_Source document_
** begin **

# Model Experiments

In this notebook, we will train various machine learning algorithms on our dataset. This problem is a regression problem.

## Importing required packages and Importing the data

In [1]:
import warnings

import numpy as np
import pandas as pd
from catboost import CatBoostRegressor
from sklearn.compose import ColumnTransformer
from sklearn.ensemble import RandomForestRegressor, GradientBoostingRegressor, AdaBoostRegressor
from sklearn.linear_model import LinearRegression, ElasticNet, Ridge, Lasso
from sklearn.metrics import mean_squared_error
from sklearn.model_selection import train_test_split
from sklearn.preprocessing import StandardScaler, OneHotEncoder
from sklearn.tree import DecisionTreeRegressor
from xgboost import XGBRegressor

warnings.filterwarnings("ignore")

In [2]:
# Importing the data
data = pd.read_csv("../data/data_preprocessed.csv")
data.head()

Unnamed: 0,Year,Distance,Owner,Fuel,Drive,Type,State,Brand,Model Name,Price(k)
0,2022,3878,1,PETROL,Manual,HatchBack,HR,Maruti,S,514
1,2018,32041,1,PETROL,Manual,Sedan,TN,Hyundai,Xcent,674
2,2021,96339,1,DIESEL,Automatic,SUV,TS,Tata,Safari,1952
3,2019,51718,1,DIESEL,Manual,SUV,WB,Maruti,Vitara,690
4,2021,19811,1,PETROL,Manual,HatchBack,HR,Tata,Tiago,526


In [3]:
data.head()

Unnamed: 0,Year,Distance,Owner,Fuel,Drive,Type,State,Brand,Model Name,Price(k)
0,2022,3878,1,PETROL,Manual,HatchBack,HR,Maruti,S,514
1,2018,32041,1,PETROL,Manual,Sedan,TN,Hyundai,Xcent,674
2,2021,96339,1,DIESEL,Automatic,SUV,TS,Tata,Safari,1952
3,2019,51718,1,DIESEL,Manual,SUV,WB,Maruti,Vitara,690
4,2021,19811,1,PETROL,Manual,HatchBack,HR,Tata,Tiago,526


In [4]:
# Get basic information about the data
print(f"Total Number of samples in our dataset: {len(data)}")

** end **

_Entries_
** begin **

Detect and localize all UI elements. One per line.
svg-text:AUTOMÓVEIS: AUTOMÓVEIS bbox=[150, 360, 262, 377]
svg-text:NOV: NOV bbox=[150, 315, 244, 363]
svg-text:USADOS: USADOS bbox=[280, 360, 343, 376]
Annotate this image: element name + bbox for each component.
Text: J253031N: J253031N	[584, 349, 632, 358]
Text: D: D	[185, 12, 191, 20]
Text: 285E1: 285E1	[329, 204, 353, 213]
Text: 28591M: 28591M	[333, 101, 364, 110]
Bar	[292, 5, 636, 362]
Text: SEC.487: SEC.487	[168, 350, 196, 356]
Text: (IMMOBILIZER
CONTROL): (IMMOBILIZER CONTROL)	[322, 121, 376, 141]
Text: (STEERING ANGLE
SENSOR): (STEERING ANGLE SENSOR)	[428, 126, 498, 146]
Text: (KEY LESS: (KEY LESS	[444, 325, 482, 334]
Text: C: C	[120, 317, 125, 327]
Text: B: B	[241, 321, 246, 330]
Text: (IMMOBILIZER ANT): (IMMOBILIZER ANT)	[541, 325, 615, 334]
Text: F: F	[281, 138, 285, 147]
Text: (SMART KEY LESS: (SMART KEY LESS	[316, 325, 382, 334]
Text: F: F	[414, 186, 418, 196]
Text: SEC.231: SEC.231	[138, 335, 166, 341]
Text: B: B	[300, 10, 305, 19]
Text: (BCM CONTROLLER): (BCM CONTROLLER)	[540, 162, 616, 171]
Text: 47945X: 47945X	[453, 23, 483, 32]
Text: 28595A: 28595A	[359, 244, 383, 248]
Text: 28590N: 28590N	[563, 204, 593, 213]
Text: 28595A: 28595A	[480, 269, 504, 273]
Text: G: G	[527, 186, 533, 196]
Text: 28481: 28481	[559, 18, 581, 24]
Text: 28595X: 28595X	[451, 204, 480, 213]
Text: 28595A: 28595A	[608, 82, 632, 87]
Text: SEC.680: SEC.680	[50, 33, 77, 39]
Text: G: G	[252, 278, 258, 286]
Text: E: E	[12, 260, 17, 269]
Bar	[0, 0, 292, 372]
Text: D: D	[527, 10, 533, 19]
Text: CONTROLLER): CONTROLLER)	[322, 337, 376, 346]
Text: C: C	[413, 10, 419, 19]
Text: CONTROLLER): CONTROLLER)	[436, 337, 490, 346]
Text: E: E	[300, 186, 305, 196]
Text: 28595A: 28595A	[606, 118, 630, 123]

** end **

_Task details_
Answer each from the notebook:
1. What type of problem does it say is being solved?
2. From what file path is the data read?
3. What Price(k) value is listed for the Tata Safari?
The items are separate from the notebook and play no part in these exercises.

_Written response_
1. A regression problem.
2. "../data/data_preprocessed.csv"
3. 1952